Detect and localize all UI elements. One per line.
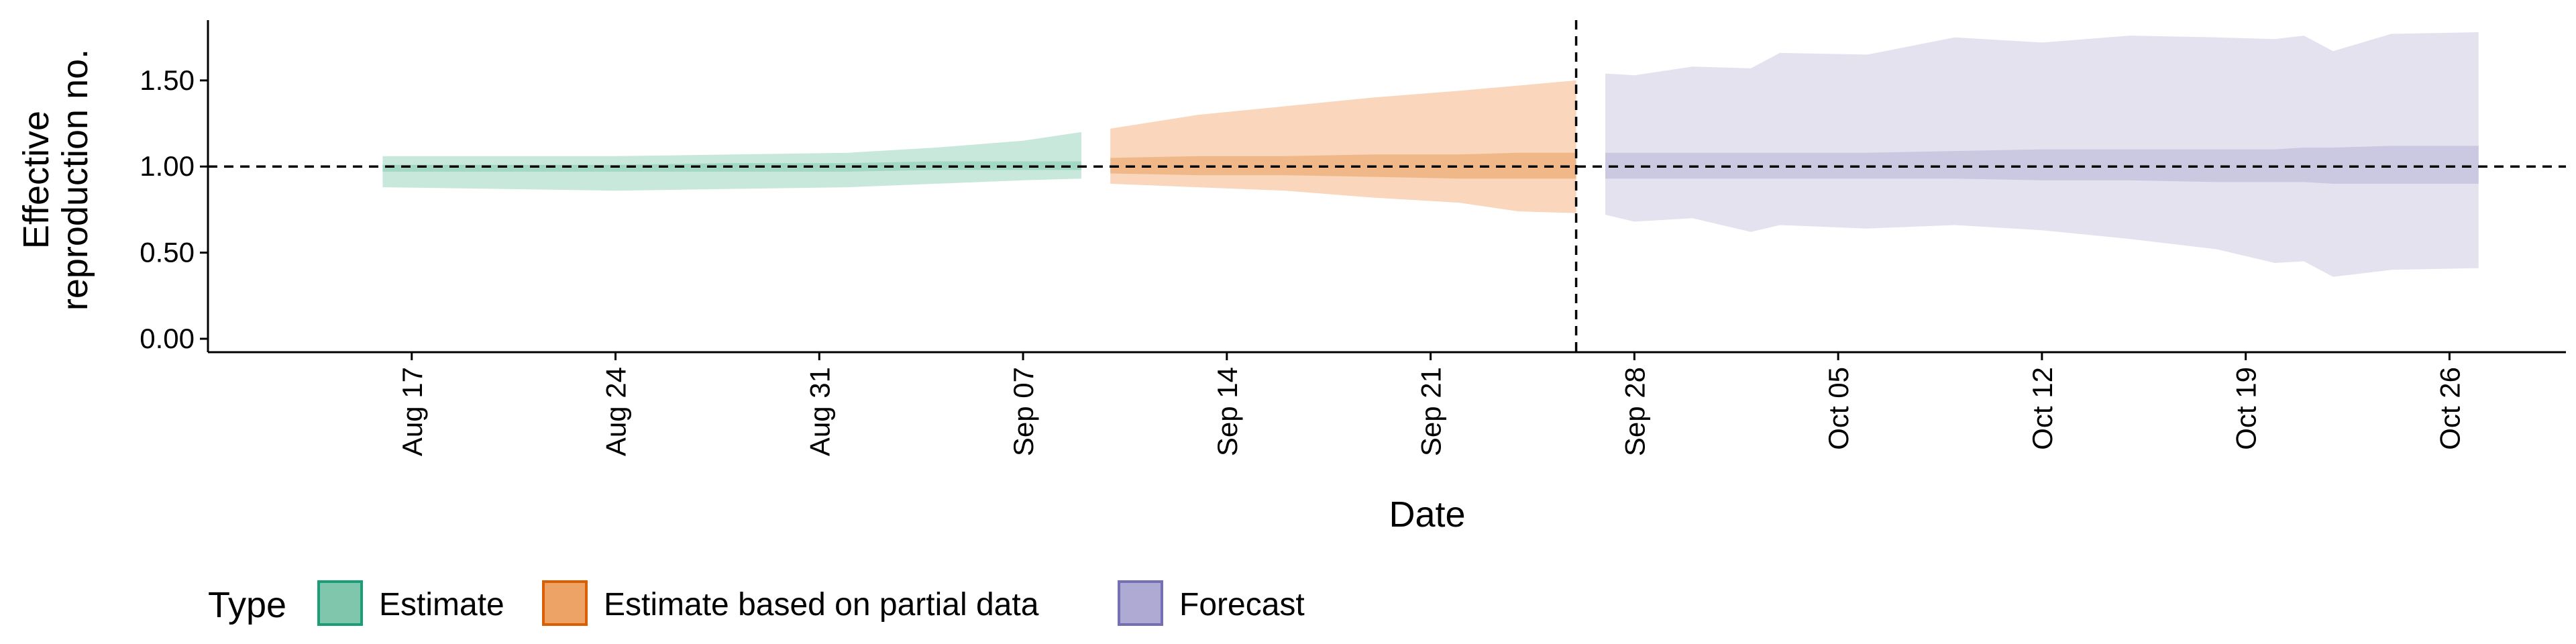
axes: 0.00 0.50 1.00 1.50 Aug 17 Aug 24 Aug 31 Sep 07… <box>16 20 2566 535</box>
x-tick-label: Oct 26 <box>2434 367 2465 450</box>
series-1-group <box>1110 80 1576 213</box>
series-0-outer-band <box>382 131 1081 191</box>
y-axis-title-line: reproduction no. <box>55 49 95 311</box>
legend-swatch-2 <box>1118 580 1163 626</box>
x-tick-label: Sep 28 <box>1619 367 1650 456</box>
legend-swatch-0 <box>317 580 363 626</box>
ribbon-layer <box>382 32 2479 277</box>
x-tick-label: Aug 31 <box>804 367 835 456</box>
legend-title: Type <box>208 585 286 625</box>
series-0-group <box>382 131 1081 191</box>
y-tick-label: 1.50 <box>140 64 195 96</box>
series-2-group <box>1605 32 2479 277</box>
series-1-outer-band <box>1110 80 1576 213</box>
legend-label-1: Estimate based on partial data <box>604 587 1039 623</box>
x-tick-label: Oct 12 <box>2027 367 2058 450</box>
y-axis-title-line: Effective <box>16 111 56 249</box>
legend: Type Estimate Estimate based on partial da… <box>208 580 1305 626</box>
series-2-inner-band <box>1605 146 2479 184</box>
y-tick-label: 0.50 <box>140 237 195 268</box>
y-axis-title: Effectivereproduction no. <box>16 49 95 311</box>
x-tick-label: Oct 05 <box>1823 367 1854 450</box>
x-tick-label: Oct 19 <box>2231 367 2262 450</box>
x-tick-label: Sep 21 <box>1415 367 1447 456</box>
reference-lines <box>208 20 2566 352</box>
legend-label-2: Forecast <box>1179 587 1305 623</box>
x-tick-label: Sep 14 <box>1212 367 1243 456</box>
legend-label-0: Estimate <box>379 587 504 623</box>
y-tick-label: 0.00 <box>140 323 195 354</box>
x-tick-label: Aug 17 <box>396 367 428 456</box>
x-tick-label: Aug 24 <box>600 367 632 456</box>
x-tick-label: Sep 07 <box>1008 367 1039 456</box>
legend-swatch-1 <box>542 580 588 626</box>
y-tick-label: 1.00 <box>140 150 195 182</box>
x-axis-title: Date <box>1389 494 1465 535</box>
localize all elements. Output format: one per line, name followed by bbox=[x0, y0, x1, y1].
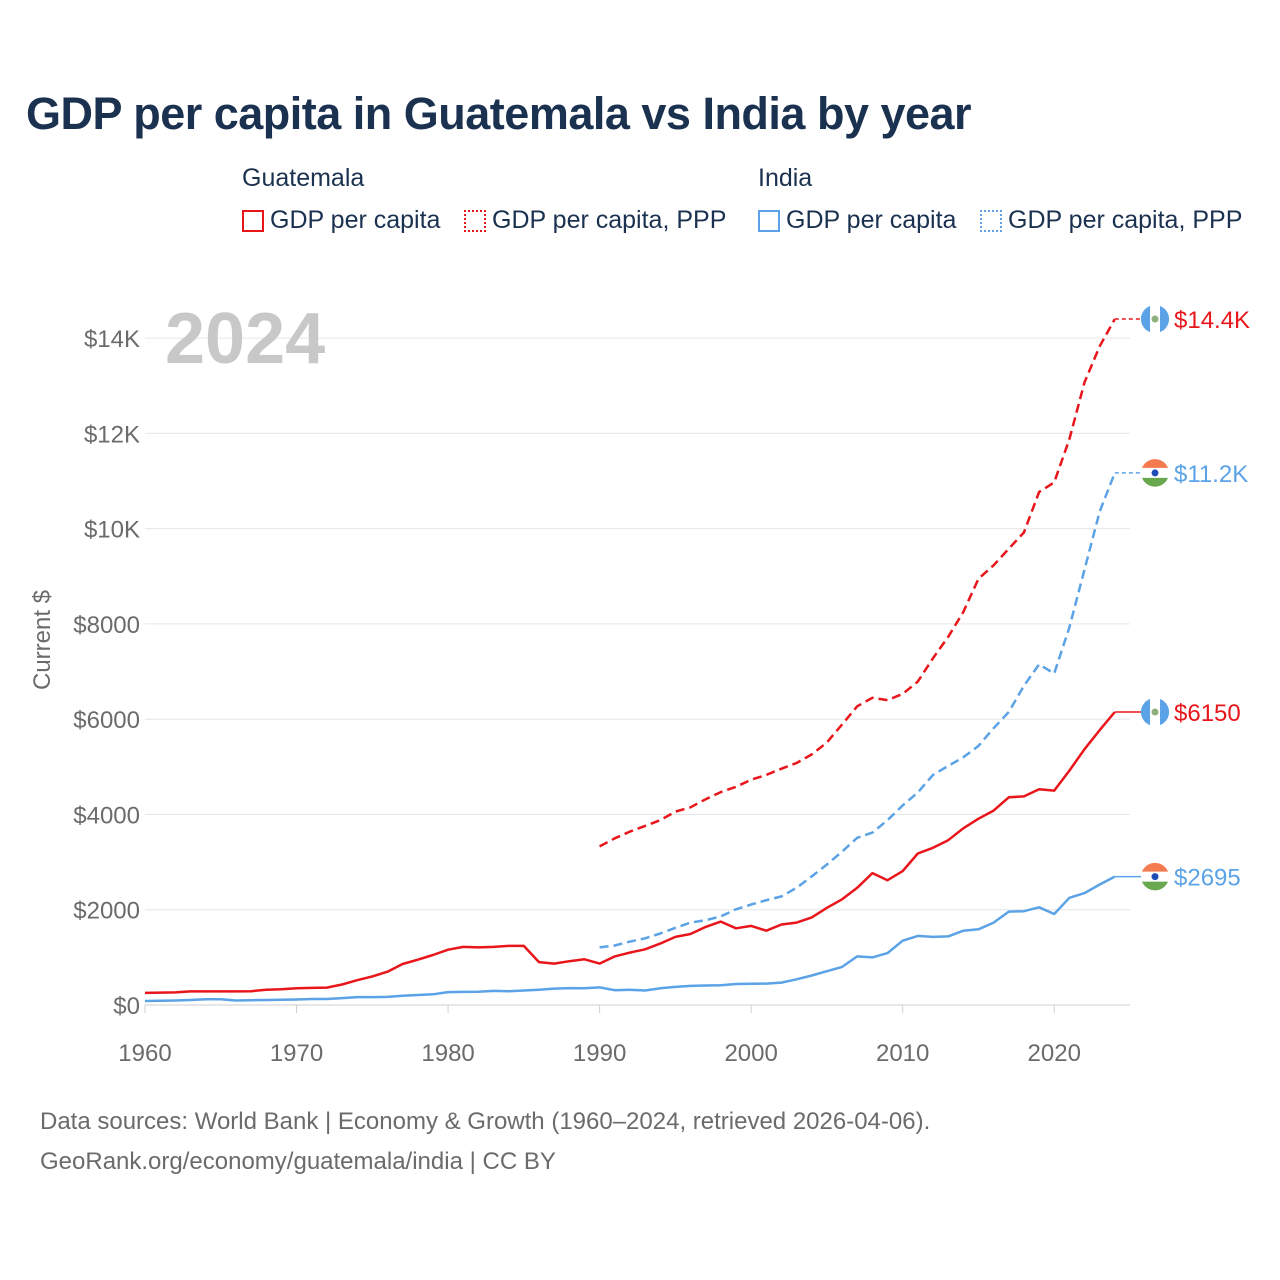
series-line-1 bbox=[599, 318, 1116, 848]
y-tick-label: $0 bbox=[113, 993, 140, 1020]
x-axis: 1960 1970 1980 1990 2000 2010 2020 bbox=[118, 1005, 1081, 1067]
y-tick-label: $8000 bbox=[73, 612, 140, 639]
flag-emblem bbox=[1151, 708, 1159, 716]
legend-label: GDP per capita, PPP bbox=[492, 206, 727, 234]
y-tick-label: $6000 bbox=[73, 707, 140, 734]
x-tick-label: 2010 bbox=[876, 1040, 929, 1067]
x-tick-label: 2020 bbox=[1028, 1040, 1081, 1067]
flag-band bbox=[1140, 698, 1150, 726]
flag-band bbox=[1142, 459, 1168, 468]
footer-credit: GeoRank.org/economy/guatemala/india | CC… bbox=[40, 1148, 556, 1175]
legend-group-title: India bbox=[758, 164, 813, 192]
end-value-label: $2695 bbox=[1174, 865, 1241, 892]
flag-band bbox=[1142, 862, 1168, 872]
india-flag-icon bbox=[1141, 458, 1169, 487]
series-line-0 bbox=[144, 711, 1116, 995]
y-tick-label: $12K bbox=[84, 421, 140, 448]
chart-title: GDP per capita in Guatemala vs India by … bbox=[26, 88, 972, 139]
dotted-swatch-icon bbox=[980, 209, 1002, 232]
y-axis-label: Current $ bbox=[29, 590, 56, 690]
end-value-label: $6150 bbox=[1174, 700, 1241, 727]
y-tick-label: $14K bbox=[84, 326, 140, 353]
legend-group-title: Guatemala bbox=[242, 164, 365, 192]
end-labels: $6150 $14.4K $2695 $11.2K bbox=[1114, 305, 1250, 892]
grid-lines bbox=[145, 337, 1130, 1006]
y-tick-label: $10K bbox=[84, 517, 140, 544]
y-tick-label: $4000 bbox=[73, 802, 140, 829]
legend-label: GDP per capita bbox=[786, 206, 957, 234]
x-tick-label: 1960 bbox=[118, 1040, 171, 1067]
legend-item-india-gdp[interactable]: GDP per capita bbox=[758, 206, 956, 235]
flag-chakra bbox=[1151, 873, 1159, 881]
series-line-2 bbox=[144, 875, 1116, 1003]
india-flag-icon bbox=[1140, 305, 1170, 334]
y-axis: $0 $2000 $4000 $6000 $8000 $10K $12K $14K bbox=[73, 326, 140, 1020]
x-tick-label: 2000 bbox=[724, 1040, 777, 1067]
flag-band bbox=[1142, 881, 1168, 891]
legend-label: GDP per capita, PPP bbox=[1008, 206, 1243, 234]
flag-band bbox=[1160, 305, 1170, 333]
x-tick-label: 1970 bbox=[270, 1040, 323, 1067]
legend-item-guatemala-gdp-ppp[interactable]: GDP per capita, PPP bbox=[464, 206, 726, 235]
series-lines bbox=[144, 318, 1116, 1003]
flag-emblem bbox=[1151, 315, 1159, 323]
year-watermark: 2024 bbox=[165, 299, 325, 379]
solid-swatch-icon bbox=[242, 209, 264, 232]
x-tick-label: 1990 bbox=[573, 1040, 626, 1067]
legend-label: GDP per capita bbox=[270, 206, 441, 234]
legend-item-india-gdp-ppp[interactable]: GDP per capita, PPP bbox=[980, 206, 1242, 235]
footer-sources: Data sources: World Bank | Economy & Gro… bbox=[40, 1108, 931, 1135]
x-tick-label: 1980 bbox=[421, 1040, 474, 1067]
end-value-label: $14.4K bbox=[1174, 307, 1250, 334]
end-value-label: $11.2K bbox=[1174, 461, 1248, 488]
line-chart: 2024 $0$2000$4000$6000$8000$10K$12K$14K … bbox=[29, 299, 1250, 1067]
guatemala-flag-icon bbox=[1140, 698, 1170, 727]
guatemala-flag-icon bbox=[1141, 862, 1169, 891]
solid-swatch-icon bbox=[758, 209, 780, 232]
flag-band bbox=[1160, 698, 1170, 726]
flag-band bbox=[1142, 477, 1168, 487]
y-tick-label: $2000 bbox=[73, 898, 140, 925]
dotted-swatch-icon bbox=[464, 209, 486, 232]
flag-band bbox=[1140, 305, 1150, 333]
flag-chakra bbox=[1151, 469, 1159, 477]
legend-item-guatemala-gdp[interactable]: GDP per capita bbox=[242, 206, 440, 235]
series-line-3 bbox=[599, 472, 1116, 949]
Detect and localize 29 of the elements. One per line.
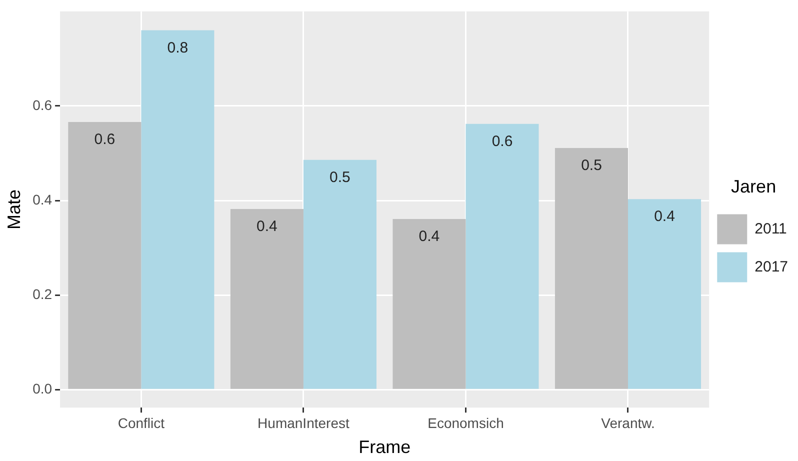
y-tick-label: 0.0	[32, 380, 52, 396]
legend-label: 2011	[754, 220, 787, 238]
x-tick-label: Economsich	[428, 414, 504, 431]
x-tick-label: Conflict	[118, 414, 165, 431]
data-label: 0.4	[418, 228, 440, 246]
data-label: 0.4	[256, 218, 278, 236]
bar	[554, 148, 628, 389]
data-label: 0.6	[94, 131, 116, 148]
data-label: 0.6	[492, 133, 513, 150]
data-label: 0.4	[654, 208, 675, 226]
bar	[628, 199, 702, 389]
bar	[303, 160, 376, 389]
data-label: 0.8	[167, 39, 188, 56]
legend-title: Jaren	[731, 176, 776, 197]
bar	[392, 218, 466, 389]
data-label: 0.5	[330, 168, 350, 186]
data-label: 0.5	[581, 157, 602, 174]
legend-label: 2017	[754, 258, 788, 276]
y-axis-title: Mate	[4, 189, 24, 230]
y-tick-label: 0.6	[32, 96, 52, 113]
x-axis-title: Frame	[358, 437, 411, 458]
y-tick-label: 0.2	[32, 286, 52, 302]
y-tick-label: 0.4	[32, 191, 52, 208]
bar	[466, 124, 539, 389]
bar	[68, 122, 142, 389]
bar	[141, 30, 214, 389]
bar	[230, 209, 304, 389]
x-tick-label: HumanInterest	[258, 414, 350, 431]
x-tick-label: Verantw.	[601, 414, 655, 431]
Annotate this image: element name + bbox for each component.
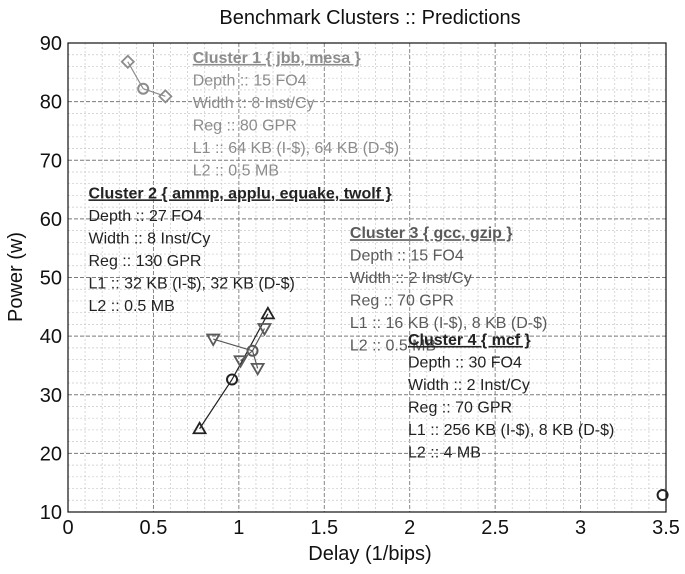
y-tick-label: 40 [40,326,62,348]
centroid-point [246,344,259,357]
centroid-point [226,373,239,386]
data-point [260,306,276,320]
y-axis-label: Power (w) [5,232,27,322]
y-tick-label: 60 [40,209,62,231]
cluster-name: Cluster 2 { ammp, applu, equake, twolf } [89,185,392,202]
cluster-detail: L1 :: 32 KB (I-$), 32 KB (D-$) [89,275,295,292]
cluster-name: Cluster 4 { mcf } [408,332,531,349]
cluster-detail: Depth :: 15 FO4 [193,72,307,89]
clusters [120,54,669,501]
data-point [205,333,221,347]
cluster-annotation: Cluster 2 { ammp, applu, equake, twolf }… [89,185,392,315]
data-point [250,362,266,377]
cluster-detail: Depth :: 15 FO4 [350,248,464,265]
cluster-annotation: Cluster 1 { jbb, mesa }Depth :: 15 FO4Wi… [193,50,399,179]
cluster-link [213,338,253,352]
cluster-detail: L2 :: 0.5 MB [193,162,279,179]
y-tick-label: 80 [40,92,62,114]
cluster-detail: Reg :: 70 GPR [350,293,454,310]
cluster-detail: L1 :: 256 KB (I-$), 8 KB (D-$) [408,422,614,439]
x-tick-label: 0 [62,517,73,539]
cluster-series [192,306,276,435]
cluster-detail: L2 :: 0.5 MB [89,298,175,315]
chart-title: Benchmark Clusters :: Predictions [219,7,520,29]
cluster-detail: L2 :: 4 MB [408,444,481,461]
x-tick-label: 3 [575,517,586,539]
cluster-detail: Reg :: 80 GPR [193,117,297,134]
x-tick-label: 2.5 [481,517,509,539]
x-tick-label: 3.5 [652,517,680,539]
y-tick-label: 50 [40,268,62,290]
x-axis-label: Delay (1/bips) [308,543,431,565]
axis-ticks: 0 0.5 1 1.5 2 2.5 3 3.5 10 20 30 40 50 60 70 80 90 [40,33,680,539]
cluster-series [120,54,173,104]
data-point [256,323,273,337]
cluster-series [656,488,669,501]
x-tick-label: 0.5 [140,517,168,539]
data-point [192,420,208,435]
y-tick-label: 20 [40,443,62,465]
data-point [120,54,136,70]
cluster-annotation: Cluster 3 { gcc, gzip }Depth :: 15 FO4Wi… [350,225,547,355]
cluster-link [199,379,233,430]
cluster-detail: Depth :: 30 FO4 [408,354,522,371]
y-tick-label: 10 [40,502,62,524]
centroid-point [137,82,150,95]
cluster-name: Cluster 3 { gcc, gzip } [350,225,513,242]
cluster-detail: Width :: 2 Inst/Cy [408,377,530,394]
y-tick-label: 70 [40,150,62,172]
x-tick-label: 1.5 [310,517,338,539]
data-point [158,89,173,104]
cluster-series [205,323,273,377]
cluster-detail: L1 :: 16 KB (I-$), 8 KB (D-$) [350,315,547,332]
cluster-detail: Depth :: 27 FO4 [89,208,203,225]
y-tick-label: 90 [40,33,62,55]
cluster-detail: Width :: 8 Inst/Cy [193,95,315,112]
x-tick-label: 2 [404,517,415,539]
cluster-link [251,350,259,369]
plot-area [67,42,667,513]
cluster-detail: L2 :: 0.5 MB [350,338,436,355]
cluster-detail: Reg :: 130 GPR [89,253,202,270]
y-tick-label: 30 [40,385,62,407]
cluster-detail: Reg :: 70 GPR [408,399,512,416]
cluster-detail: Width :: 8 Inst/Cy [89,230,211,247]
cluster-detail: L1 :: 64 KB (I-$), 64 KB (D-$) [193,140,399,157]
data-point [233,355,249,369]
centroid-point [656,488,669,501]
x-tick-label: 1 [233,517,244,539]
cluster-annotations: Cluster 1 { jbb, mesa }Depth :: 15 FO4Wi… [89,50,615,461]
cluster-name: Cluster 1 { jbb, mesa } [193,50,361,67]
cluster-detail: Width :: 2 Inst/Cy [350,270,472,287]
• • • •
◆ **Exercise**
Rewrite the lines from the one containing "series-line-1 bbox=[599, 318, 1116, 848]" up to and including the one containing "y-tick-label: $6000 bbox=[73, 707, 140, 734]", replacing "y-tick-label" with "y-axis-tick" and leaving everything else unchanged.

◆ **Final answer**
series-line-1 bbox=[599, 318, 1116, 848]
y-axis-tick: $0 bbox=[113, 993, 140, 1020]
x-axis: 1960 1970 1980 1990 2000 2010 2020 bbox=[118, 1005, 1081, 1067]
y-axis-tick: $8000 bbox=[73, 612, 140, 639]
flag-emblem bbox=[1151, 708, 1159, 716]
legend-label: GDP per capita, PPP bbox=[492, 206, 727, 234]
y-axis-tick: $6000 bbox=[73, 707, 140, 734]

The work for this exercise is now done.